• TASK GOAL:
Look through the material below for "Hyderabad". Copy every line that contains it.
"""
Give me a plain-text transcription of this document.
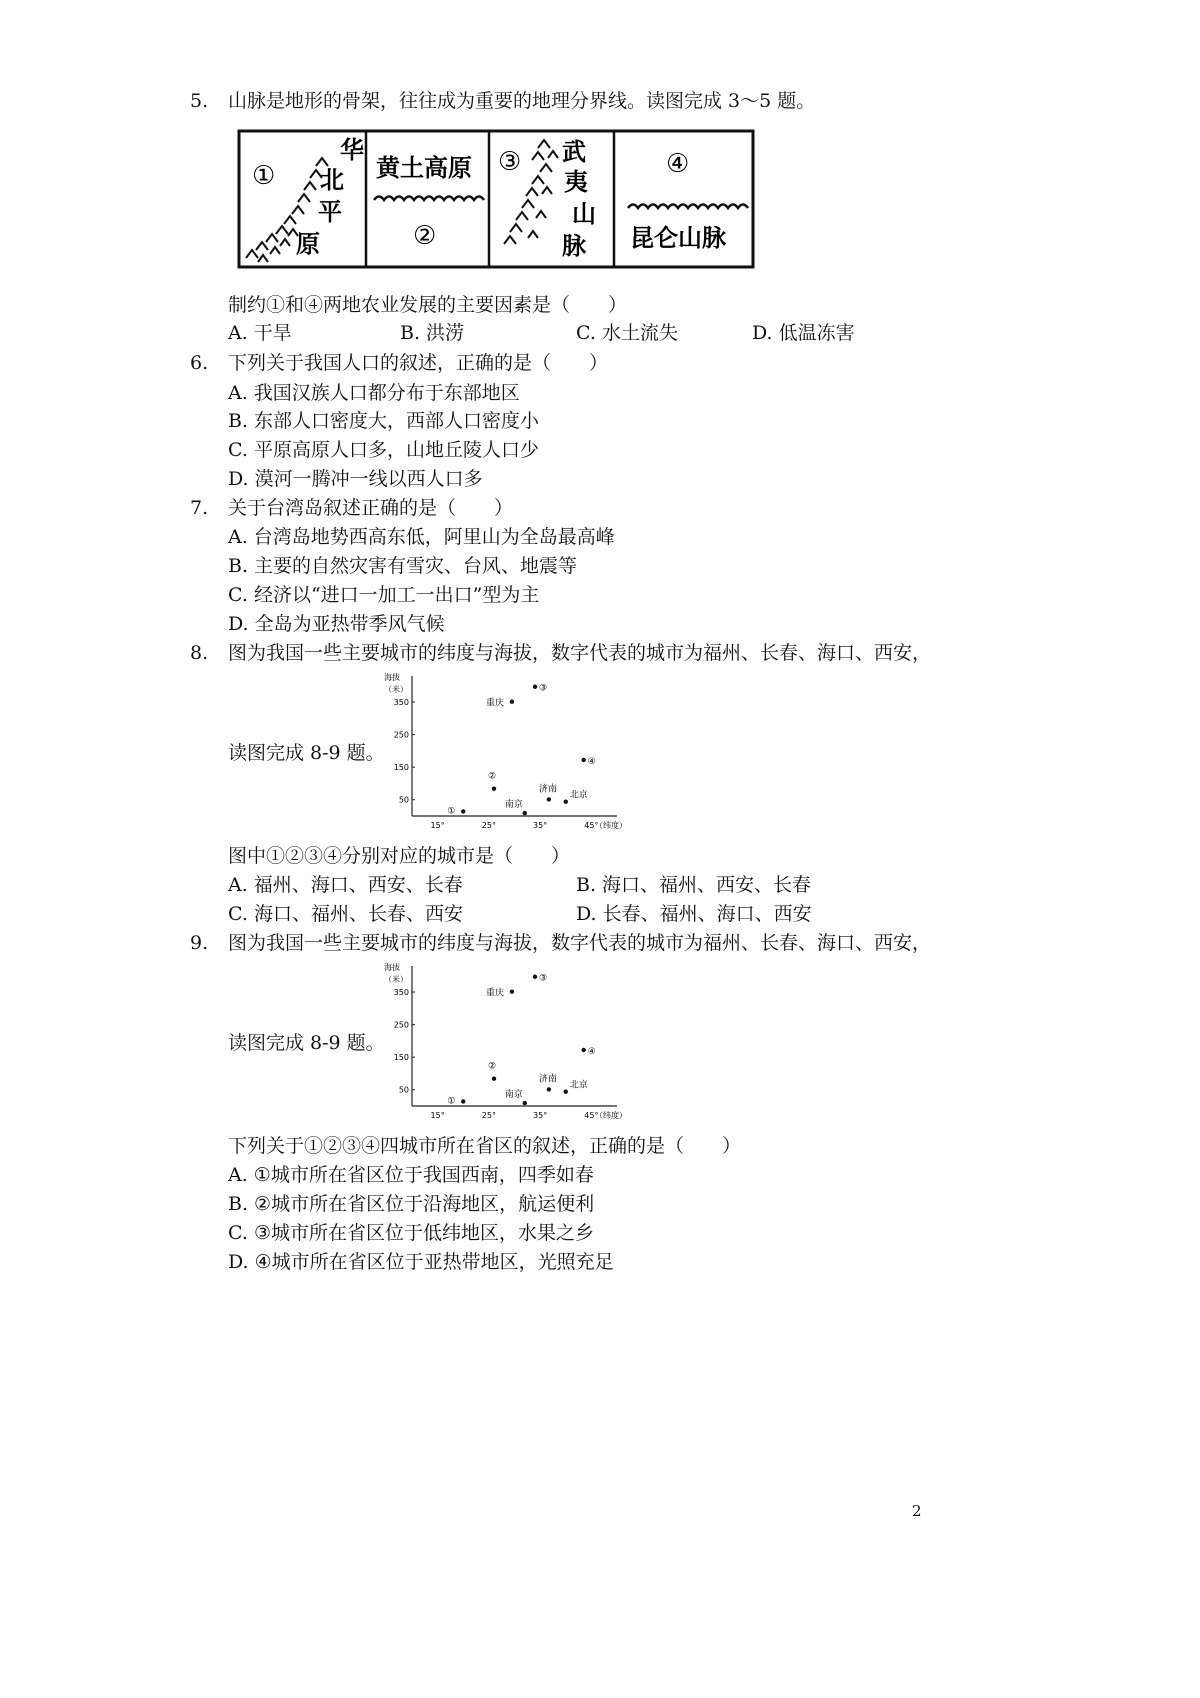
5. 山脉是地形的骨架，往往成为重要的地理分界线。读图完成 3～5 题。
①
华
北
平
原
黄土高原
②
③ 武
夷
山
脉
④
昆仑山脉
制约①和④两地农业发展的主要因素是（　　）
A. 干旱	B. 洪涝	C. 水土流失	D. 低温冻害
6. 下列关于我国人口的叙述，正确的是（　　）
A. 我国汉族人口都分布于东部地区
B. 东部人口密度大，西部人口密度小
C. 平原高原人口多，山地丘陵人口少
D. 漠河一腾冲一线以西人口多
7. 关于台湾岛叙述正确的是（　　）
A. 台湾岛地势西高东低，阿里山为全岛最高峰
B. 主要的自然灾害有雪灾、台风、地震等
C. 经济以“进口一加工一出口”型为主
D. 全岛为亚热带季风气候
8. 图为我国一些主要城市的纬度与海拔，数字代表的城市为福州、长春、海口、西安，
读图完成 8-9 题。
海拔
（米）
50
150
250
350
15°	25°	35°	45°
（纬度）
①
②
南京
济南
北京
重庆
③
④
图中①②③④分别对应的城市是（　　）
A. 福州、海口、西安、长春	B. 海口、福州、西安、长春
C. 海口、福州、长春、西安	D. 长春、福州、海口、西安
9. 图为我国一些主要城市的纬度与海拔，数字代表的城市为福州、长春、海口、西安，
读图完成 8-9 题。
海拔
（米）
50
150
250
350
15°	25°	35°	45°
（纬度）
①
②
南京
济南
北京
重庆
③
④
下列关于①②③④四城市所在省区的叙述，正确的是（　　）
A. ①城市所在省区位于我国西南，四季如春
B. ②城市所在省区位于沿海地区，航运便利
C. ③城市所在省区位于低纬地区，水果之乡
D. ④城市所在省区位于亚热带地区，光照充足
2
"""
"""
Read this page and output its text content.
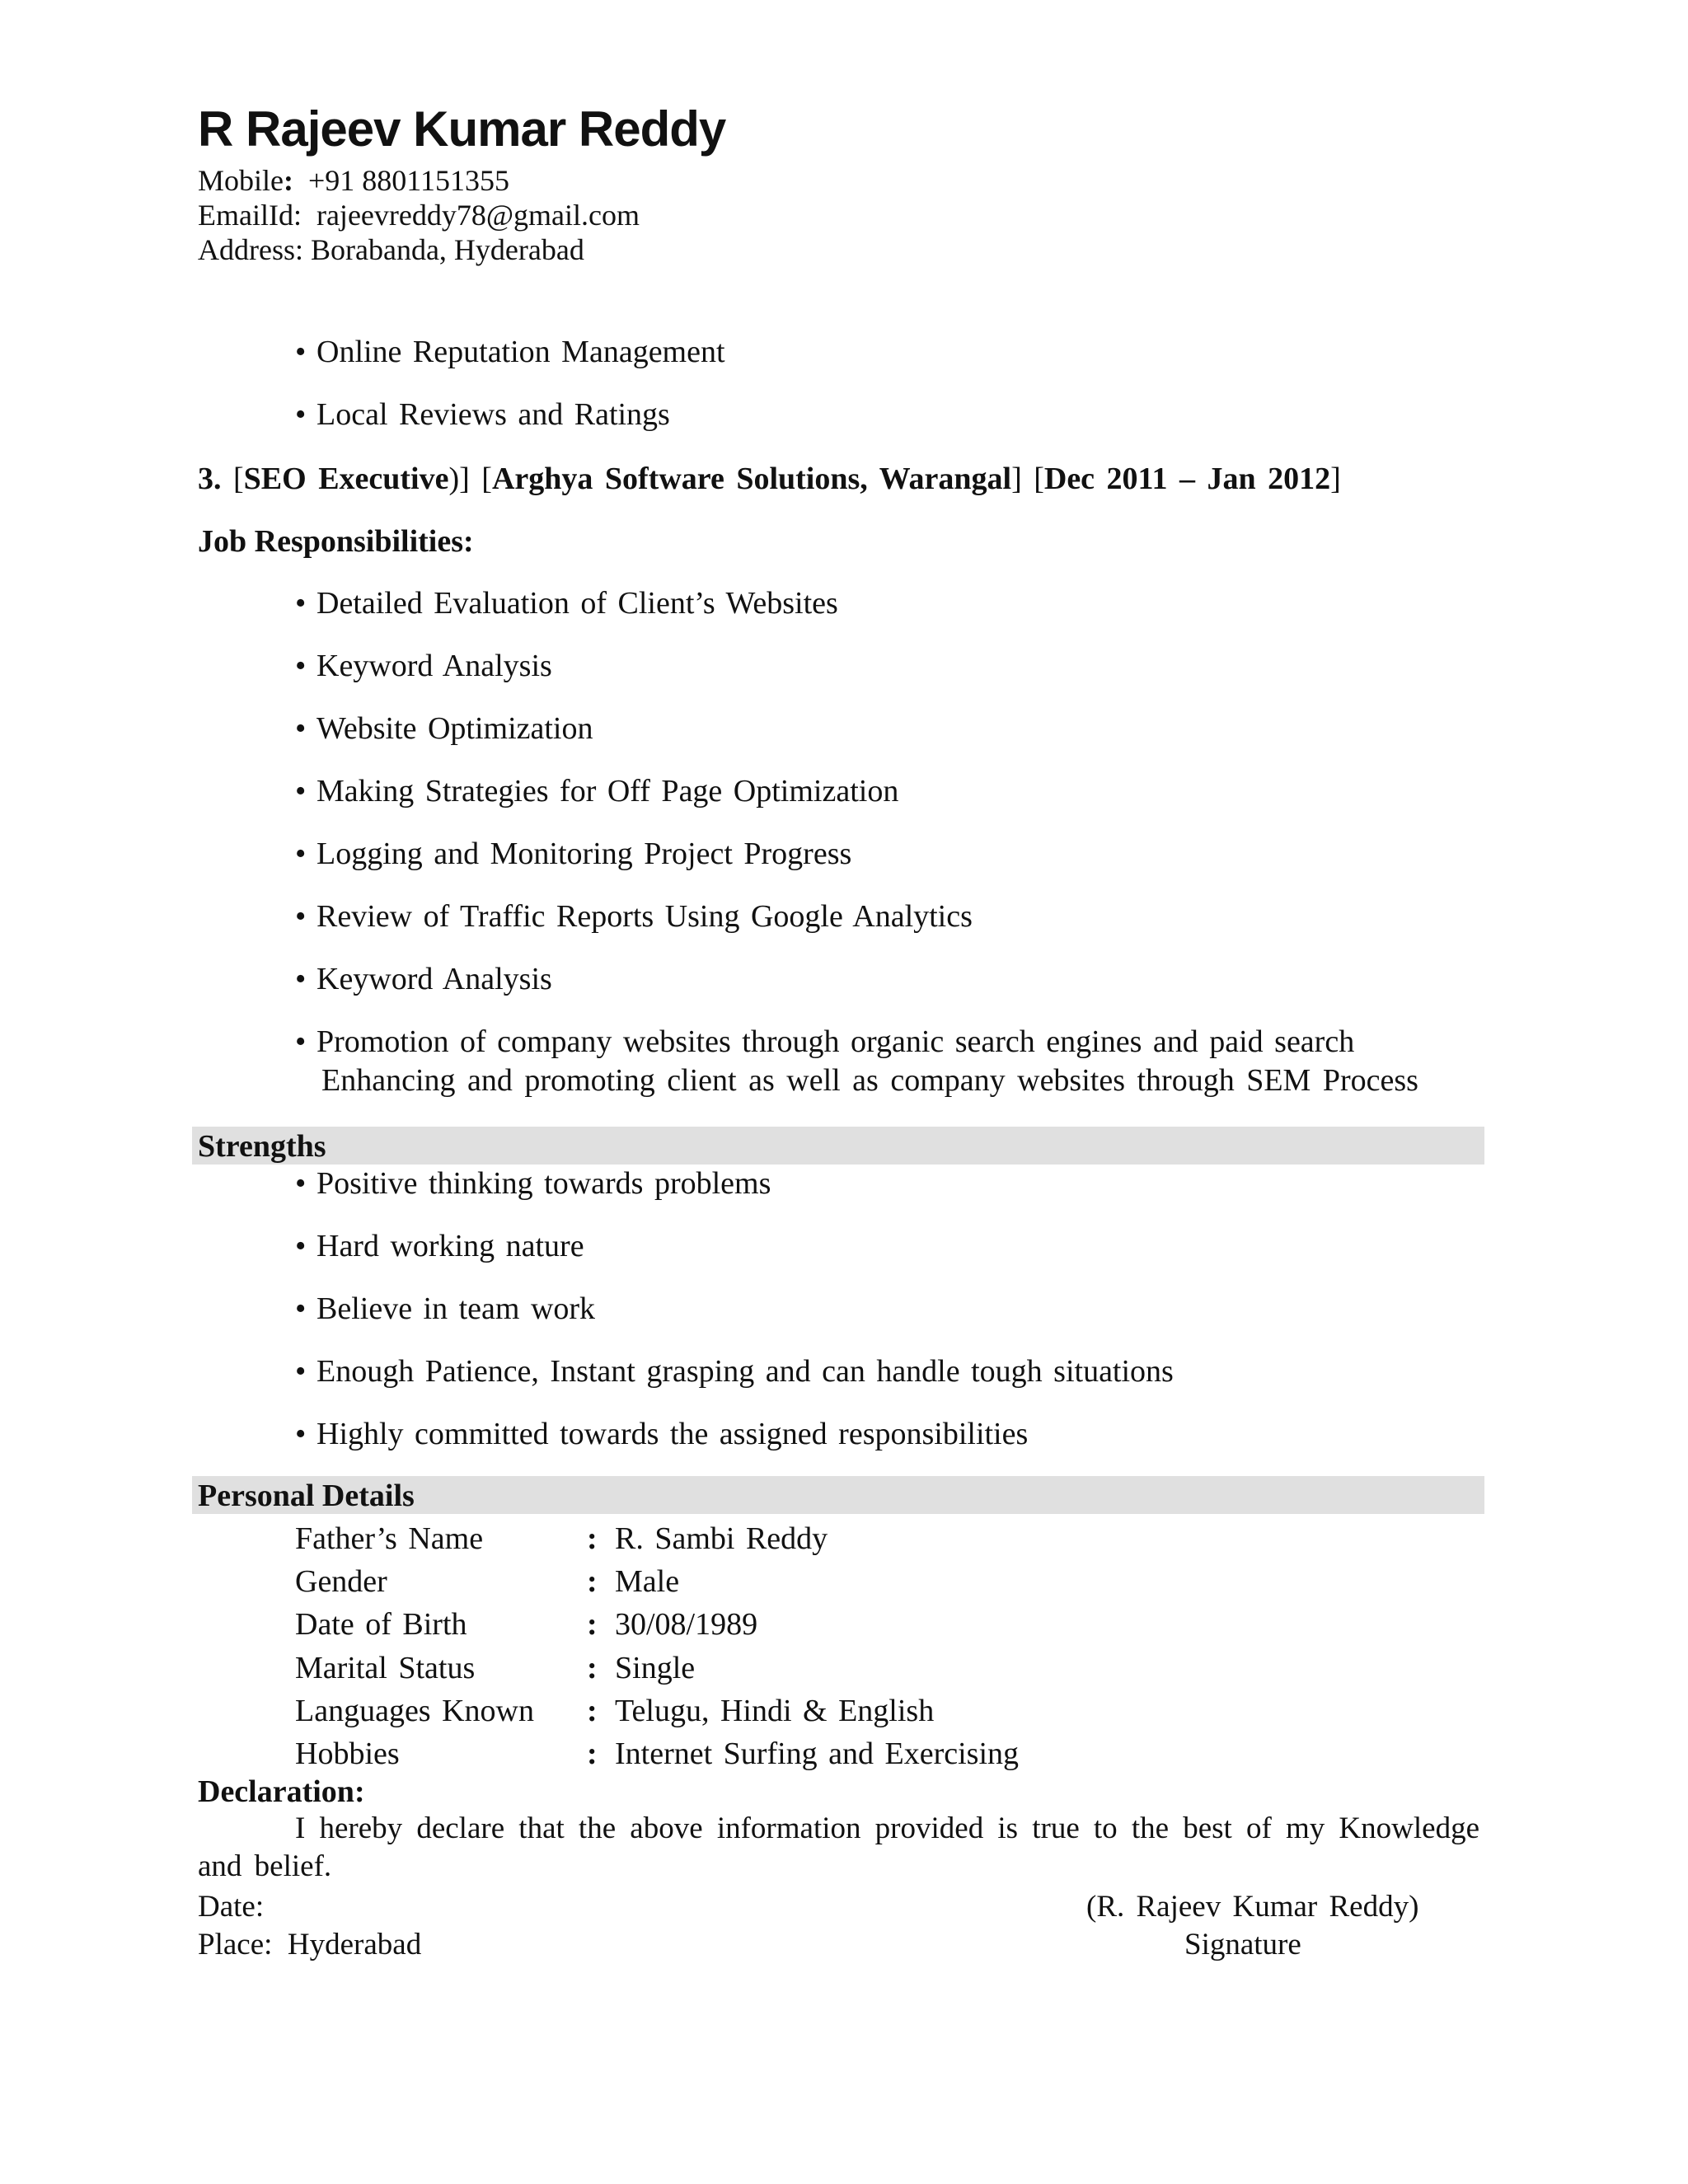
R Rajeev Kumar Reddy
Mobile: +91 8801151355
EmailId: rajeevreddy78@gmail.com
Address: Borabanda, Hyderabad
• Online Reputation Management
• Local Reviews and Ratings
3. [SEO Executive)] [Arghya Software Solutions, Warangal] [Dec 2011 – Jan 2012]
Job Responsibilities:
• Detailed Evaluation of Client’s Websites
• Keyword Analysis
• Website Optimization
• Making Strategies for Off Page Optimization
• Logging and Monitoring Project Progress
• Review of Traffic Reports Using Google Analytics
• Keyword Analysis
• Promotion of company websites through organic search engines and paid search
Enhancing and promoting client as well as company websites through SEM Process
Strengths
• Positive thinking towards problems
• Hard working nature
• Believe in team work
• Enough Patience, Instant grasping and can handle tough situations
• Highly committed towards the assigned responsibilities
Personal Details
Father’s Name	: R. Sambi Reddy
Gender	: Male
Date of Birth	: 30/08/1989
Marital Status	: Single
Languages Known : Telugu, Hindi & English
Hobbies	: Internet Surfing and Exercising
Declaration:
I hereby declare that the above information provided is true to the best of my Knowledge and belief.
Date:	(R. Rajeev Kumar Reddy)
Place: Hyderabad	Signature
"""
• ANSWER TO THE PROBLEM:
Address: Borabanda, Hyderabad
Place: Hyderabad	Signature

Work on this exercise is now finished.